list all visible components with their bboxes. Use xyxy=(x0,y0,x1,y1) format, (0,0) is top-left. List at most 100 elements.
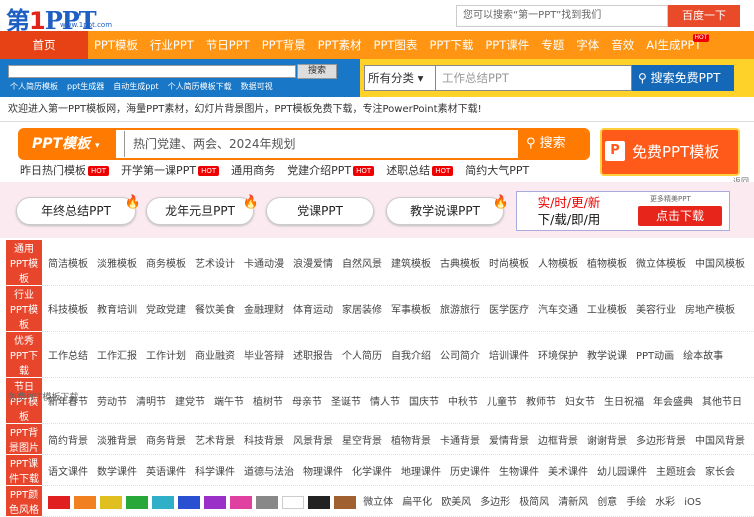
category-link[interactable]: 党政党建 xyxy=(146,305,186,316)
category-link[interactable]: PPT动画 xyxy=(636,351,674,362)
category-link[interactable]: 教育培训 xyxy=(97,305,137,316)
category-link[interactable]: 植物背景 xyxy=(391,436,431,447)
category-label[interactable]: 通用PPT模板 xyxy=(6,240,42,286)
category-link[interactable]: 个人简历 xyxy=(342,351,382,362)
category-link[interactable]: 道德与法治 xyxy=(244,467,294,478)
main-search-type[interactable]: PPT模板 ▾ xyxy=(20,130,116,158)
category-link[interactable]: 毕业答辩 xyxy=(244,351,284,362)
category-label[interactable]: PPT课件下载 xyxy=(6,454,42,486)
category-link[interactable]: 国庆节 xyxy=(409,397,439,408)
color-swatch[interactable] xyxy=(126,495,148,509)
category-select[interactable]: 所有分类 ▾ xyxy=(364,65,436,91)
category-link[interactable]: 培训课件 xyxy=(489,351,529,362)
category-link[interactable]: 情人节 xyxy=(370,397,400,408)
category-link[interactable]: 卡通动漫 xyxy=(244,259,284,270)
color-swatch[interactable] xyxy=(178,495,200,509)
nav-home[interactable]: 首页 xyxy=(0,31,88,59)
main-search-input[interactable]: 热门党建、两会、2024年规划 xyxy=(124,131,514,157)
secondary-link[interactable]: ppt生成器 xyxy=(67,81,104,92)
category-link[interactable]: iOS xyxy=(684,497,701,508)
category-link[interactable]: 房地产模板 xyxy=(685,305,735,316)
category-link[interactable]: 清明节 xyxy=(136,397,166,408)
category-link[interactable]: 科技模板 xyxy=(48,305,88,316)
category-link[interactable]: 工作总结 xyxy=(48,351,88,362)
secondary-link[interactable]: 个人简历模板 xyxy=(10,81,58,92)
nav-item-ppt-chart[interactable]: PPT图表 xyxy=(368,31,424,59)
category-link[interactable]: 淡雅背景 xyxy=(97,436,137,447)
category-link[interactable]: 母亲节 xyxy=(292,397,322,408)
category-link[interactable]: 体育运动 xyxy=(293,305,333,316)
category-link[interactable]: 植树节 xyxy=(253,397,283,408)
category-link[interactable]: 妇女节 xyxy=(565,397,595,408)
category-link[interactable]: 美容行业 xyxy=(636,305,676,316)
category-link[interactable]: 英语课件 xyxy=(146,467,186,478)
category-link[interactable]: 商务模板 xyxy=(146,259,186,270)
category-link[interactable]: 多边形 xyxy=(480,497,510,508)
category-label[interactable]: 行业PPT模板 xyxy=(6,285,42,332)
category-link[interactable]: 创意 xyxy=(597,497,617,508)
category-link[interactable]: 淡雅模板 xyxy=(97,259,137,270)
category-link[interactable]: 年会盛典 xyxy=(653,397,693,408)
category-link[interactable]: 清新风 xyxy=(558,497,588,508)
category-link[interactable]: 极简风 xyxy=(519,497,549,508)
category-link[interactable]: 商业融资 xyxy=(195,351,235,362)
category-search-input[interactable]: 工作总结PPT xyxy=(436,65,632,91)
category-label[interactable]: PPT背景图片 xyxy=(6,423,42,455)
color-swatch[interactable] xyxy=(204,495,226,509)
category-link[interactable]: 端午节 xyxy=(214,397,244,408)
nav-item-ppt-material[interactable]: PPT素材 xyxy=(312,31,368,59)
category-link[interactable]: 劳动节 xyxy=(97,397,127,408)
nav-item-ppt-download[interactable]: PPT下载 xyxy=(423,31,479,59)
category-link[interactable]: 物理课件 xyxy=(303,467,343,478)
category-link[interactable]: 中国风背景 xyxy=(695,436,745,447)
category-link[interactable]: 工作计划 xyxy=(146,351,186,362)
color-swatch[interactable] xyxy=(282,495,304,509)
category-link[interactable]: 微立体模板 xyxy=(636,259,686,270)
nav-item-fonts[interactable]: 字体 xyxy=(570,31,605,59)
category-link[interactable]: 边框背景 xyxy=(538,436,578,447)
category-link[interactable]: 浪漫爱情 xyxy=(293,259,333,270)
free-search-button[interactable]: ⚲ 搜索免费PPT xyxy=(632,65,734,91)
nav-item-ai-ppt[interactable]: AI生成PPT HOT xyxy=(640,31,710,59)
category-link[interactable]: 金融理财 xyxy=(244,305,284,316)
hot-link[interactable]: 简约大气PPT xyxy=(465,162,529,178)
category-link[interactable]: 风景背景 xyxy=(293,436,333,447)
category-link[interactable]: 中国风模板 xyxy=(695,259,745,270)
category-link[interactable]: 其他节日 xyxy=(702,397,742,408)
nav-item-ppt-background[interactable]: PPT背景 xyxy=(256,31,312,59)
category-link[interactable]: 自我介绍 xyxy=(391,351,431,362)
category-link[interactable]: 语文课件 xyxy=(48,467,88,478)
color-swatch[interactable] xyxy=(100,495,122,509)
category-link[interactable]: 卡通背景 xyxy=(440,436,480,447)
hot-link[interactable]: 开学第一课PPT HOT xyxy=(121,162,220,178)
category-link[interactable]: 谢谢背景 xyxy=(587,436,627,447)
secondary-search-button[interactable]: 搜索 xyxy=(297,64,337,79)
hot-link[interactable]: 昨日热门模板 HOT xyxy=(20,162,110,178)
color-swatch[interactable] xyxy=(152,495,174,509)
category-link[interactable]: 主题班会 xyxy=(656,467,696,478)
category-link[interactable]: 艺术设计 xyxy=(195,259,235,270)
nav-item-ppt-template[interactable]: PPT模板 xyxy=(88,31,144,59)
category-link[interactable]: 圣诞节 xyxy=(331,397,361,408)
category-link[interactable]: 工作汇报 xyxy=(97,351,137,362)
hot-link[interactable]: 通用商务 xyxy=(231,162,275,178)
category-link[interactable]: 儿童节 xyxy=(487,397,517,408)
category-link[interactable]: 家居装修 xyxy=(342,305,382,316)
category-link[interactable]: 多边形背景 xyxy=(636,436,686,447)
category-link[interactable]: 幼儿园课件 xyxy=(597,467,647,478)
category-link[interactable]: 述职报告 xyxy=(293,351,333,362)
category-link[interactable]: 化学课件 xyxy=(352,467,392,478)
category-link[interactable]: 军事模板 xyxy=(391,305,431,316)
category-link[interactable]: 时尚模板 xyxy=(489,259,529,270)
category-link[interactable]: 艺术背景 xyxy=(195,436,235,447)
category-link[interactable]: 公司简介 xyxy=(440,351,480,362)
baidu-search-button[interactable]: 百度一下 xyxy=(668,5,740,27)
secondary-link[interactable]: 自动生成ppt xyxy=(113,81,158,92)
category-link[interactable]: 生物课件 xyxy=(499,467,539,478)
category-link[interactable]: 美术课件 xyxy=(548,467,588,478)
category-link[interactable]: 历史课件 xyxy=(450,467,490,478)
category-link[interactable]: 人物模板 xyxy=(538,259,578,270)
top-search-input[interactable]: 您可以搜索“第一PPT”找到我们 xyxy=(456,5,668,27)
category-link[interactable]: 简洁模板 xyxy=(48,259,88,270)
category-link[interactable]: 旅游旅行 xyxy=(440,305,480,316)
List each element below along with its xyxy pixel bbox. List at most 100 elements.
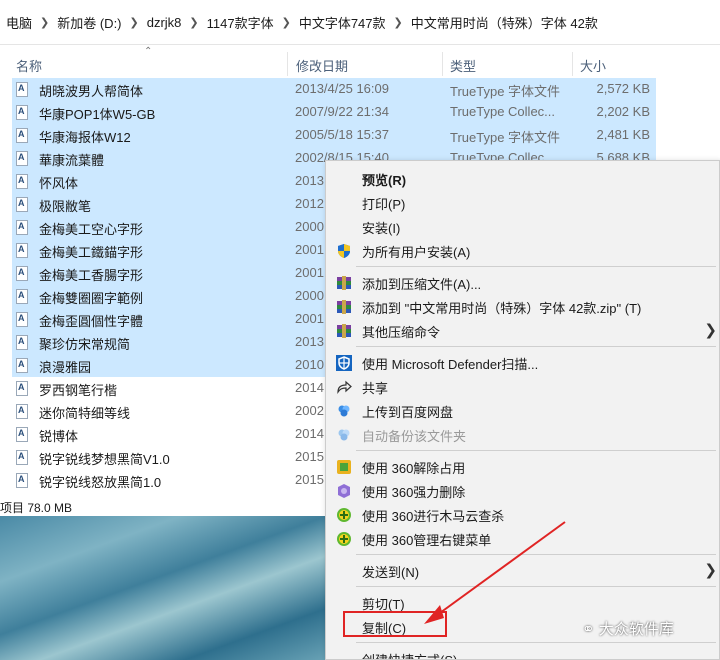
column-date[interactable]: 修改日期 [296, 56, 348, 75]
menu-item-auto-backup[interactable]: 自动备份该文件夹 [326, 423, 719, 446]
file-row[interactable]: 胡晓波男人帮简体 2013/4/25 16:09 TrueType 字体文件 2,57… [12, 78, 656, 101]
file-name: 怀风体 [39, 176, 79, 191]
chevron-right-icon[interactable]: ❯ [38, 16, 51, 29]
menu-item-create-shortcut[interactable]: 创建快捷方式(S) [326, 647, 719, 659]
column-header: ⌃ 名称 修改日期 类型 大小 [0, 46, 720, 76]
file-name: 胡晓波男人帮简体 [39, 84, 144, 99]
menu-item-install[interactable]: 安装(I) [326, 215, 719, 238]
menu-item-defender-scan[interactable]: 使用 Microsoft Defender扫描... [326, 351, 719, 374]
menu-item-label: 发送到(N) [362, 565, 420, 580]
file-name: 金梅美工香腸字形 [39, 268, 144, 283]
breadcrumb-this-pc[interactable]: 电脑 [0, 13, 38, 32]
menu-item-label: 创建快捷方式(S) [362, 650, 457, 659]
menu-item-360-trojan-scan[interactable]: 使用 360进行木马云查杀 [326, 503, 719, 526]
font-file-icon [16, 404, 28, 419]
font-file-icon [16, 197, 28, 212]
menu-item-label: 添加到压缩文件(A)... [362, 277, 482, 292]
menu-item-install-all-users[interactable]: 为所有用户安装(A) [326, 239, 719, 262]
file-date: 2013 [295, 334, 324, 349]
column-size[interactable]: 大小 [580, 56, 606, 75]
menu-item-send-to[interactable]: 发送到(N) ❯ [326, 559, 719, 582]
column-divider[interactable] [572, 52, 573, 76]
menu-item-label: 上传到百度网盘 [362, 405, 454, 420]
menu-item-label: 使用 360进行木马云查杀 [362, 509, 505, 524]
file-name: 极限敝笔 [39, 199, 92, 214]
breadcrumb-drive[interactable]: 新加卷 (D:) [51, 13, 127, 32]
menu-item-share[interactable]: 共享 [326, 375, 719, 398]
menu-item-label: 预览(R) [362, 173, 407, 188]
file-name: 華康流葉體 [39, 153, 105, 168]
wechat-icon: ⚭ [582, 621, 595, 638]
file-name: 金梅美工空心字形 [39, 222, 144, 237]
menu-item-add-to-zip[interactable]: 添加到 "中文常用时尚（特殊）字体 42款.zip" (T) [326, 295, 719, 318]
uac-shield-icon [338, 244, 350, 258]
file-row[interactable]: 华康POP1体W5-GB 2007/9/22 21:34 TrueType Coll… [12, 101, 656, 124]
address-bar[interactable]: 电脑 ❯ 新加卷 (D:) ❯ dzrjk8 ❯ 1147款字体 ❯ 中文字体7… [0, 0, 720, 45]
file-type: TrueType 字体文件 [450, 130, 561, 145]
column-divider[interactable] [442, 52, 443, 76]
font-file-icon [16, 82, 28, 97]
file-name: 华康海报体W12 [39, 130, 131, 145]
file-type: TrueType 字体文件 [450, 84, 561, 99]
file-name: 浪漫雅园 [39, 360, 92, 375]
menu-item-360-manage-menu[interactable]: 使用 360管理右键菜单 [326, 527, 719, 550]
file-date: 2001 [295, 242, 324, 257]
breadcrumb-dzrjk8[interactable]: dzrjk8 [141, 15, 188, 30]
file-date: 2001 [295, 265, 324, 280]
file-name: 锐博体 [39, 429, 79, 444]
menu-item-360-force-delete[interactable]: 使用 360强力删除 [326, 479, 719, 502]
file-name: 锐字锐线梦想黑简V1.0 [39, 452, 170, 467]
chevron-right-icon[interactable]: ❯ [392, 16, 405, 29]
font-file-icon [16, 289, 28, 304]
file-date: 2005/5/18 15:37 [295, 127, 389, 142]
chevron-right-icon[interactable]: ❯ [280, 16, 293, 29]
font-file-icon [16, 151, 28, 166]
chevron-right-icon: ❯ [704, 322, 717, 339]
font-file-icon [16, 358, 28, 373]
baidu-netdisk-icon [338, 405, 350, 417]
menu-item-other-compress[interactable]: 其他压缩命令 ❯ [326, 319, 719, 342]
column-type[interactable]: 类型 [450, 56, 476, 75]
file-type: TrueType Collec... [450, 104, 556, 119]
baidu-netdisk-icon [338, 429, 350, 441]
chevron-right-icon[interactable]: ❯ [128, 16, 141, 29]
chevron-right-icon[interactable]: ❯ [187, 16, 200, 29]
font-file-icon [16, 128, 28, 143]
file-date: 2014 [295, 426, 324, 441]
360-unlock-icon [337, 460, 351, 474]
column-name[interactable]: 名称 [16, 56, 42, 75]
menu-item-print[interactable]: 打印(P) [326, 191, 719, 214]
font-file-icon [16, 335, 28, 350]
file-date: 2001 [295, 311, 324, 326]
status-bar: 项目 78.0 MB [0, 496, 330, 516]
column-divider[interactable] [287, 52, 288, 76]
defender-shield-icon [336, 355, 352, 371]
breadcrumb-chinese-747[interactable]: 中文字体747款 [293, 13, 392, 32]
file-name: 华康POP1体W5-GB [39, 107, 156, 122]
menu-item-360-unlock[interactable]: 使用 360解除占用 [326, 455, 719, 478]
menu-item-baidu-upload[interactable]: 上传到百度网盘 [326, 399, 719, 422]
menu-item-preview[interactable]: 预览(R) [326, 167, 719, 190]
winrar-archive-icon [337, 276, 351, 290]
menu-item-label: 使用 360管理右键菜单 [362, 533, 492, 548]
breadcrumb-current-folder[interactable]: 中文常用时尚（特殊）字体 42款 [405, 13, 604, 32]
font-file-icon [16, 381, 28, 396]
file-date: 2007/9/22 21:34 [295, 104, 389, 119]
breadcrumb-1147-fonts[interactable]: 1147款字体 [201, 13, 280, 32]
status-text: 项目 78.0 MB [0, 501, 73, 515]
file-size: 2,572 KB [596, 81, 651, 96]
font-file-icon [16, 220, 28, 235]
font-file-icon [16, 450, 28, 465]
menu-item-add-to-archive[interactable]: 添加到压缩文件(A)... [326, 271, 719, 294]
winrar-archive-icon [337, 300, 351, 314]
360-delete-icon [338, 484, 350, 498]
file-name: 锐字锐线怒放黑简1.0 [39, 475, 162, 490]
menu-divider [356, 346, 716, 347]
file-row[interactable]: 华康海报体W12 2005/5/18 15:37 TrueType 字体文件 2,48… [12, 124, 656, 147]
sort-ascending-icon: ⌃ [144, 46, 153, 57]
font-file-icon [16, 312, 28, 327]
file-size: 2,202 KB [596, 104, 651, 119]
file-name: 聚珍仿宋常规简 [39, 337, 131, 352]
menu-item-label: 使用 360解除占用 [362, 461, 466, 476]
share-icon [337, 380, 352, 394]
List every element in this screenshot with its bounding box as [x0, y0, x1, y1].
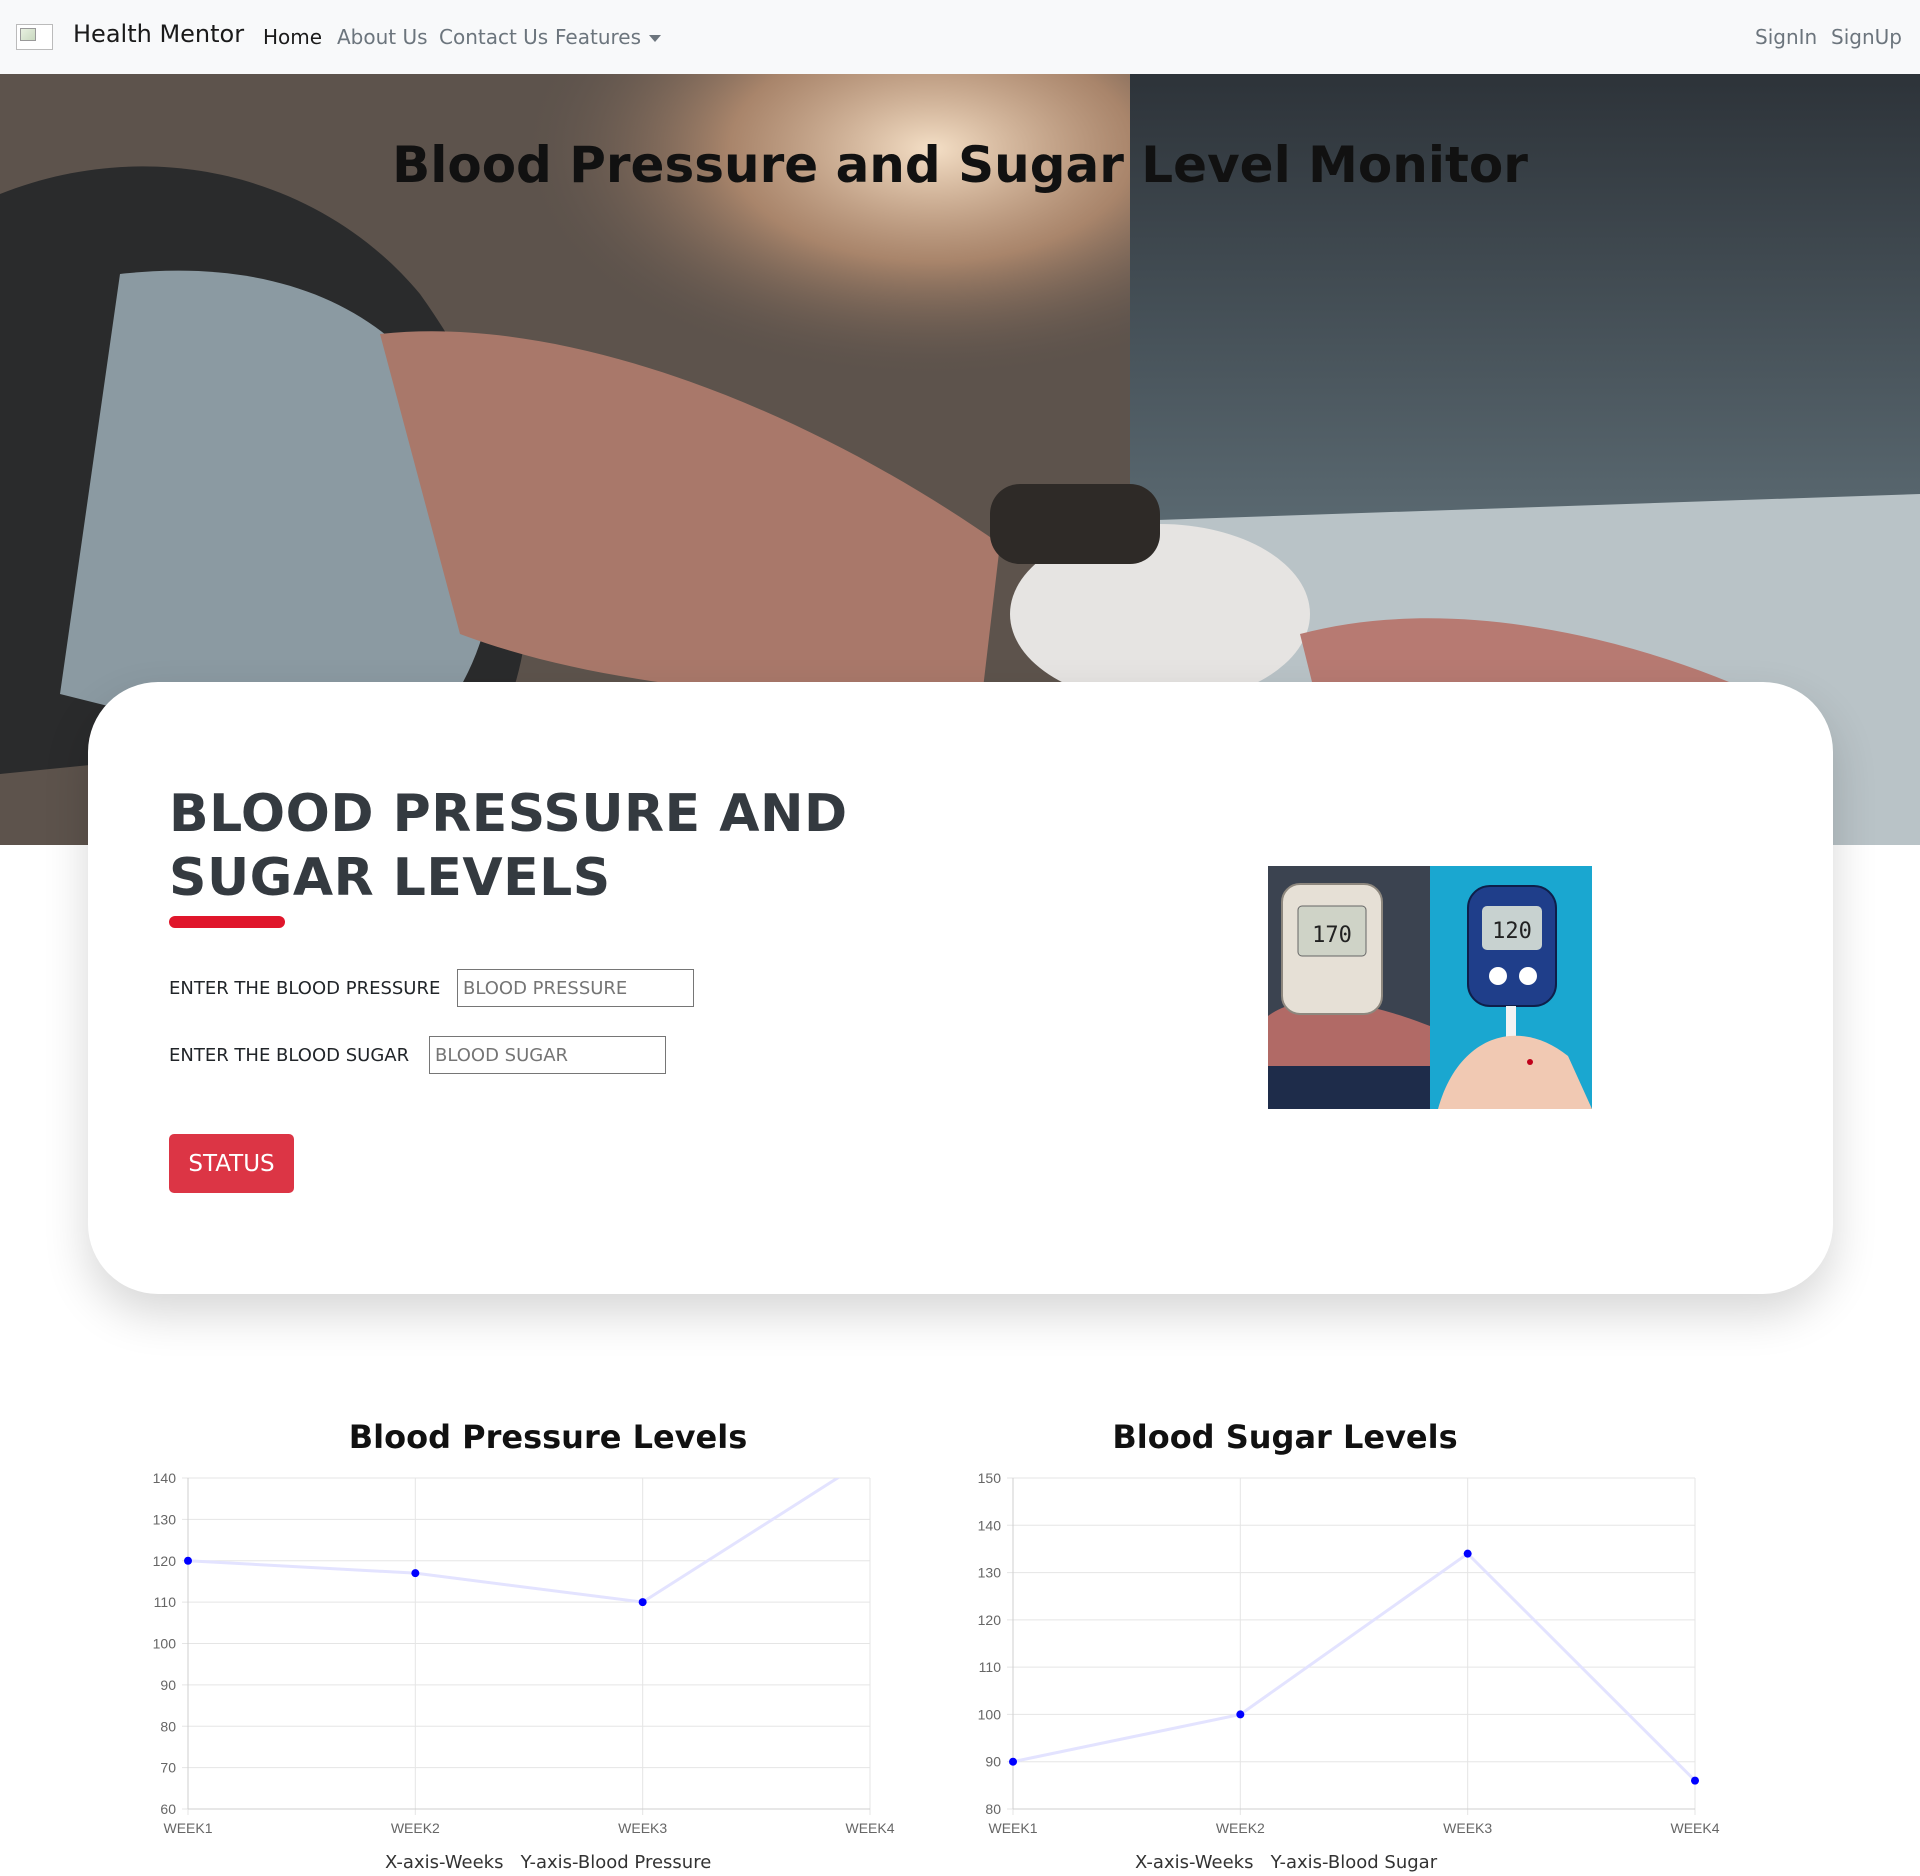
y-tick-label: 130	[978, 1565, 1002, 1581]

• **Task instructions**
Rewrite the data from the line containing "category-link[interactable]: 党政党建 xyxy=(146,305,186,316)" up to and including the line containing "main-search-type[interactable]: PPT模板 ▾", changing every "category-link" to "category-anchor" and leaving everything else unchanged.

• **The answer**
category-anchor[interactable]: 党政党建 xyxy=(146,305,186,316)
category-anchor[interactable]: PPT动画 xyxy=(636,351,674,362)
category-anchor[interactable]: 教育培训 xyxy=(97,305,137,316)
category-anchor[interactable]: 植物背景 xyxy=(391,436,431,447)
category-label[interactable]: 通用PPT模板 xyxy=(6,240,42,286)
category-anchor[interactable]: 个人简历 xyxy=(342,351,382,362)
category-anchor[interactable]: 道德与法治 xyxy=(244,467,294,478)
main-search-type[interactable]: PPT模板 ▾ xyxy=(20,130,116,158)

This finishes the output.